(Records about charts and figures)
## BEGIN

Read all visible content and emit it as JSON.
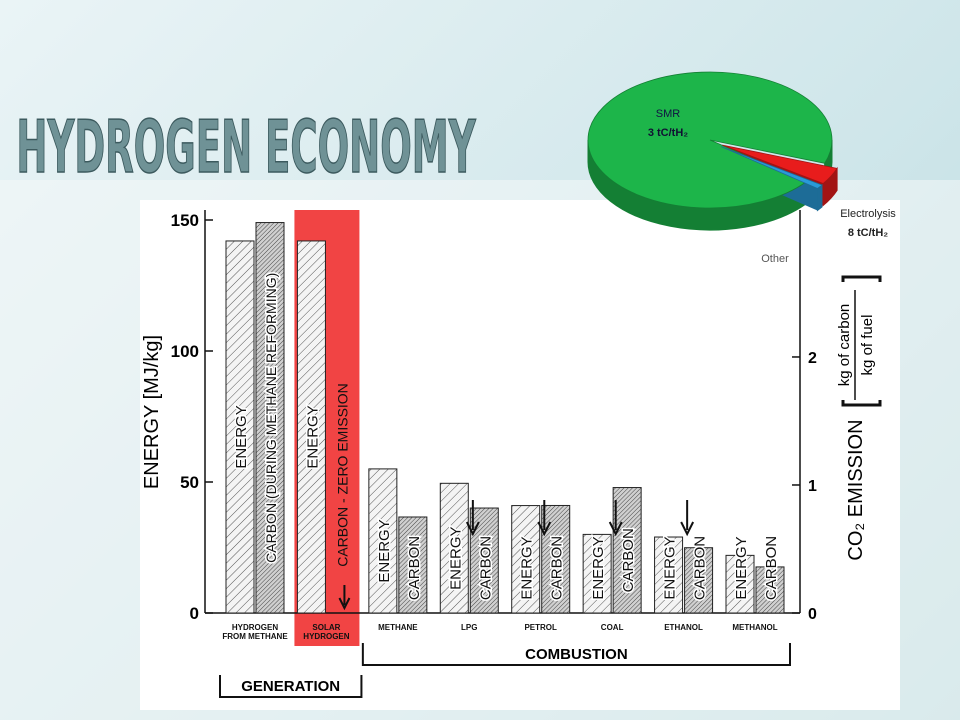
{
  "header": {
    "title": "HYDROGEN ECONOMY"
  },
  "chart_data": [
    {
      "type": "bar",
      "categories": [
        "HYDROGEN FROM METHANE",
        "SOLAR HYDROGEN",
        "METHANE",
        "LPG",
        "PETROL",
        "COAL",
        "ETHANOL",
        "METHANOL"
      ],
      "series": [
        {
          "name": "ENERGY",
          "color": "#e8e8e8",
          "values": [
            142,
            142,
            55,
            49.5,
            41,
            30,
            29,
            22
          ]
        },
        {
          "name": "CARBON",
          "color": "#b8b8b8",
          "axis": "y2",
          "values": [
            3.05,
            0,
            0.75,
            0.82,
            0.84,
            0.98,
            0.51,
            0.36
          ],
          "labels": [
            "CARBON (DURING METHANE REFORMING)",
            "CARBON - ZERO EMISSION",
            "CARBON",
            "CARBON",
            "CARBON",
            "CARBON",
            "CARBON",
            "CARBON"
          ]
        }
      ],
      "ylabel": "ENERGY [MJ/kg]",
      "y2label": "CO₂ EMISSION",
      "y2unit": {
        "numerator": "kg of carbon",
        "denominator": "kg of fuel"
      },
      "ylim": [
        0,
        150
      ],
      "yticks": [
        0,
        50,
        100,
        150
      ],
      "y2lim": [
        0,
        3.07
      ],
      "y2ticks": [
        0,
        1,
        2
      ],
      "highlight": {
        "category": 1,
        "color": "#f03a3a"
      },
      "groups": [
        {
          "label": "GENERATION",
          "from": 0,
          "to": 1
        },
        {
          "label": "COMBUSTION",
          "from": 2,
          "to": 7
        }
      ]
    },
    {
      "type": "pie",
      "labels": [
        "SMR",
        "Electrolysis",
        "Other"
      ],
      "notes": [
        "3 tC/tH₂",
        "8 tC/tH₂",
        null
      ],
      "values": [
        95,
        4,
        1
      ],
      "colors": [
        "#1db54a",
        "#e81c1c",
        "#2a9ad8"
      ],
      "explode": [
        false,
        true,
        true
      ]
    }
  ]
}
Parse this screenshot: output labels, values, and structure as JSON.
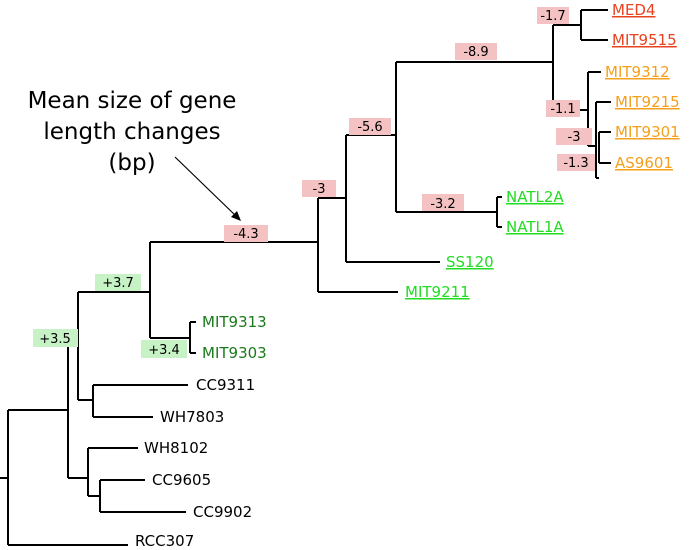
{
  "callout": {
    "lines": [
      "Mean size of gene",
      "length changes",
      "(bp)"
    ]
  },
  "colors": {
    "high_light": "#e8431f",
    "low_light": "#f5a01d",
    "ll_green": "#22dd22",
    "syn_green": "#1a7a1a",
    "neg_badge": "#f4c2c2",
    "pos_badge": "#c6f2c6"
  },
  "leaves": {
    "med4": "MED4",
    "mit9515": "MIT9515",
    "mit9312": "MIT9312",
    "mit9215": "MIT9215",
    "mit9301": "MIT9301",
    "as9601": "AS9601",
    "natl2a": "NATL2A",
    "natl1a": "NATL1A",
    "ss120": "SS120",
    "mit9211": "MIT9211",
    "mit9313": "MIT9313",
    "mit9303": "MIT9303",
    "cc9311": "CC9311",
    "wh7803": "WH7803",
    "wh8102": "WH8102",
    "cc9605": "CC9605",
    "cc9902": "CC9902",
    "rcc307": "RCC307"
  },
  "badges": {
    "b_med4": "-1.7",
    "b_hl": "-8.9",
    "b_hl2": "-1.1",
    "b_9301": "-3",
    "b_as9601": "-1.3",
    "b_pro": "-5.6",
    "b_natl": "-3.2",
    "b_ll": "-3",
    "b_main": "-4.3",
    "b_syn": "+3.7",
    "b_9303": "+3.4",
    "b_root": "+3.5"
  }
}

## END
## BEGIN

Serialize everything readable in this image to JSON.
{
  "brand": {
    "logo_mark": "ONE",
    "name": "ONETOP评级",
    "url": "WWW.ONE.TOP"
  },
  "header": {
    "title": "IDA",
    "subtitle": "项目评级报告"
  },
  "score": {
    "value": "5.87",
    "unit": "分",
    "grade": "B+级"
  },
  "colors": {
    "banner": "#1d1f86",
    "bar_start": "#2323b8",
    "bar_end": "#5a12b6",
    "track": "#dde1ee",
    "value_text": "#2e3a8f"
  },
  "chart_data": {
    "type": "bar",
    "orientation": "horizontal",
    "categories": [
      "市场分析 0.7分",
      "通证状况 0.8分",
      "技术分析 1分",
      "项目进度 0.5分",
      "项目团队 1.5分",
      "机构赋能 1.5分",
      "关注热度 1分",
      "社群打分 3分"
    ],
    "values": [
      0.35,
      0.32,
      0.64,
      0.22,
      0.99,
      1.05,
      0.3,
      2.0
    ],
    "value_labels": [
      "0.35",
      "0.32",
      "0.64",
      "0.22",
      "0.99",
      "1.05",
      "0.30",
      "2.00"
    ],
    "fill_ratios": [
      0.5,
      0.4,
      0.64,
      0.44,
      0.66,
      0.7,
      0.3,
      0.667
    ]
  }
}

## END

#### Task to carry out:
Scan the data for the word "values" and copy every line where it shows up.

#### Solution below:
          "values": [
          "values": [
      "values": [
Parse this screenshot: output labels, values, and structure as JSON.
    "values": [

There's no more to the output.